• [Instructions to follow]
What follows is a set of entries. Repeat them exactly, but not their pictures.

(Records from a dataset)
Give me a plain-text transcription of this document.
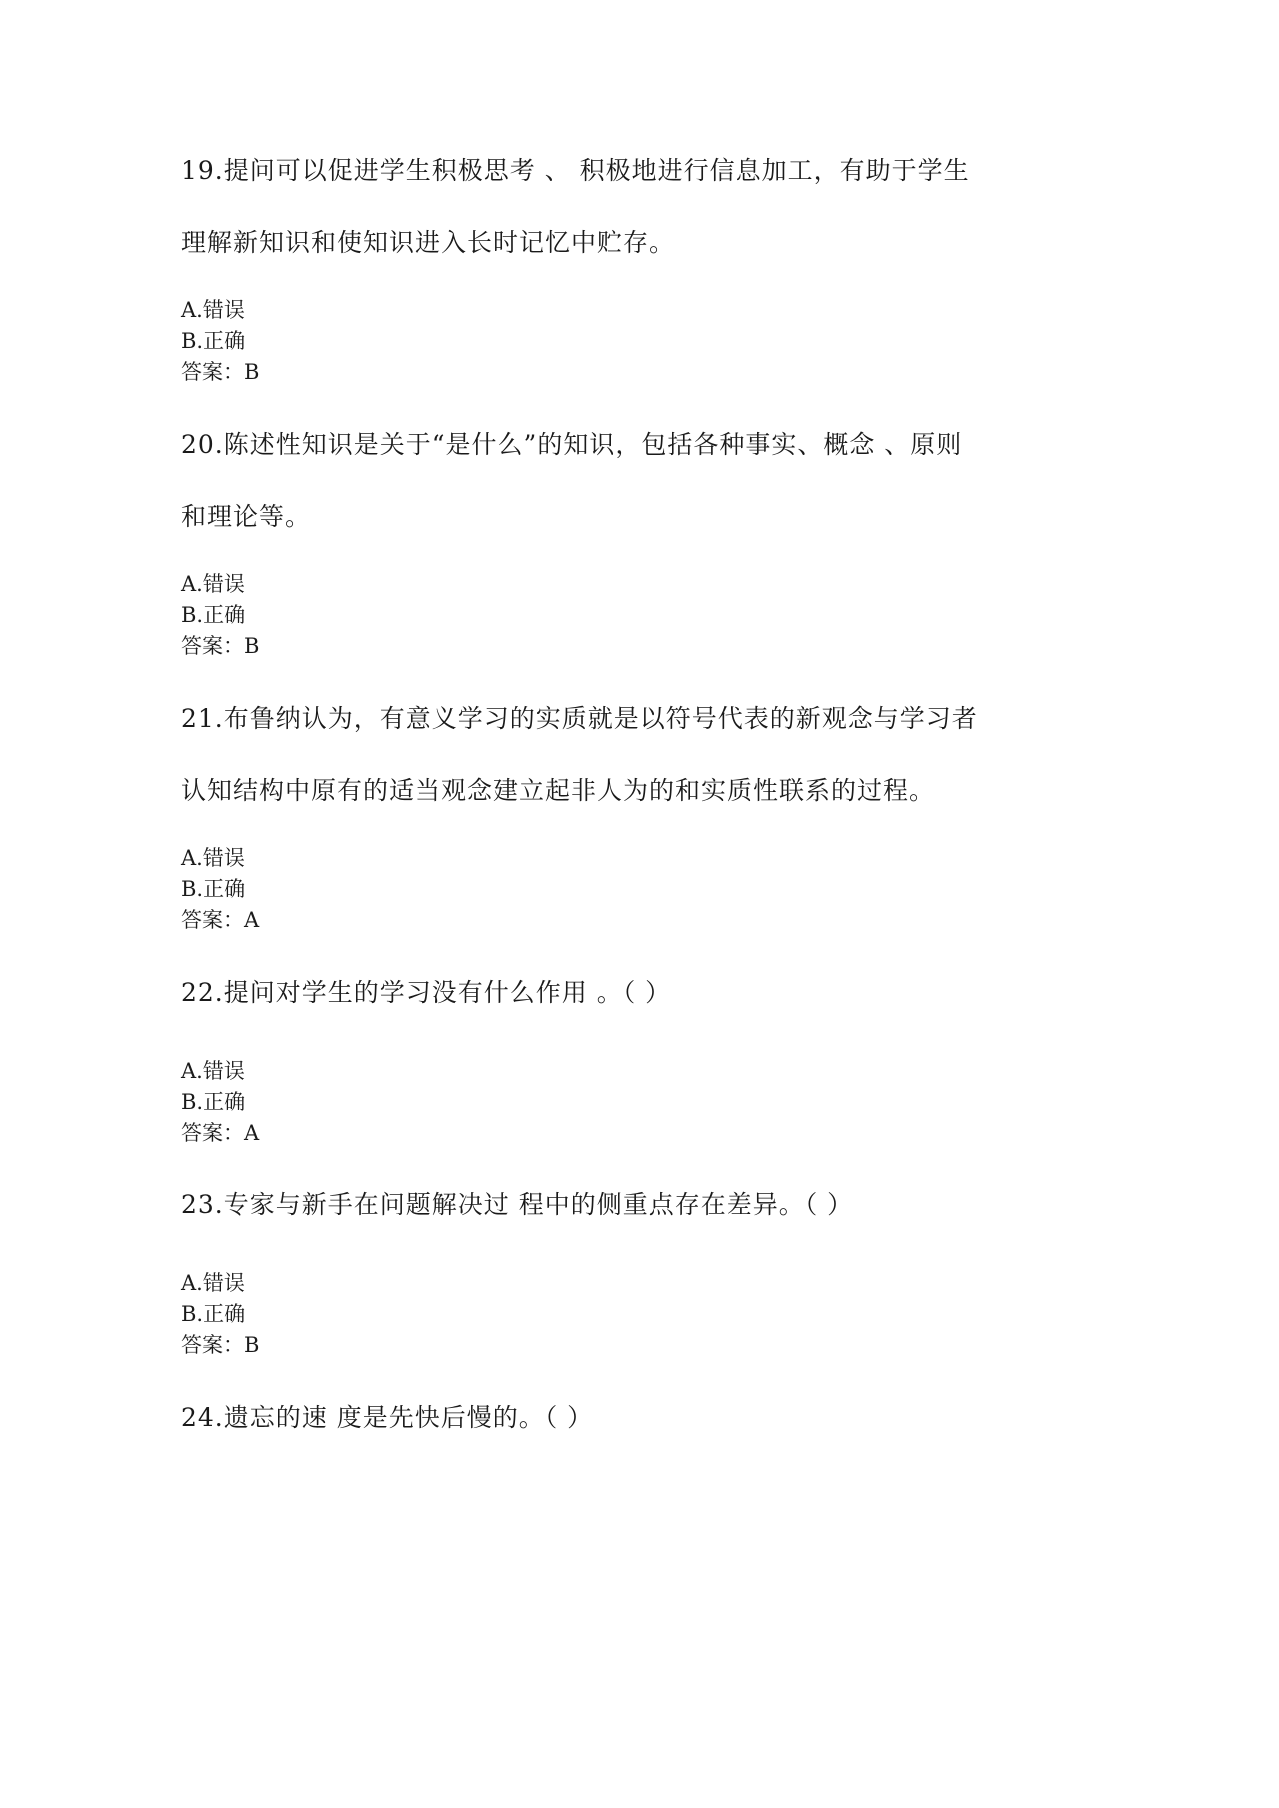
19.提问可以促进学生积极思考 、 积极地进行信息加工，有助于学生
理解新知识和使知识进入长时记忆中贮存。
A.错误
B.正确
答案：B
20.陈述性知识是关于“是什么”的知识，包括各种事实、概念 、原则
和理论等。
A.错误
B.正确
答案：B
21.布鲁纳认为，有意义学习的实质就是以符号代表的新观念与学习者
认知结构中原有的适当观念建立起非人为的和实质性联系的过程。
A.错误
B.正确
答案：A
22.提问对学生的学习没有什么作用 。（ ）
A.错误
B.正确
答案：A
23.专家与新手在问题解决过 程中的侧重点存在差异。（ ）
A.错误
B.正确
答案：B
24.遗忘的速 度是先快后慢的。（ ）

• [Output]
Give me a plain-text transcription of this document.
19.提问可以促进学生积极思考 、 积极地进行信息加工，有助于学生
理解新知识和使知识进入长时记忆中贮存。
A.错误
B.正确
答案：B
20.陈述性知识是关于“是什么”的知识，包括各种事实、概念 、原则
和理论等。
A.错误
B.正确
答案：B
21.布鲁纳认为，有意义学习的实质就是以符号代表的新观念与学习者
认知结构中原有的适当观念建立起非人为的和实质性联系的过程。
A.错误
B.正确
答案：A
22.提问对学生的学习没有什么作用 。（ ）
A.错误
B.正确
答案：A
23.专家与新手在问题解决过 程中的侧重点存在差异。（ ）
A.错误
B.正确
答案：B
24.遗忘的速 度是先快后慢的。（ ）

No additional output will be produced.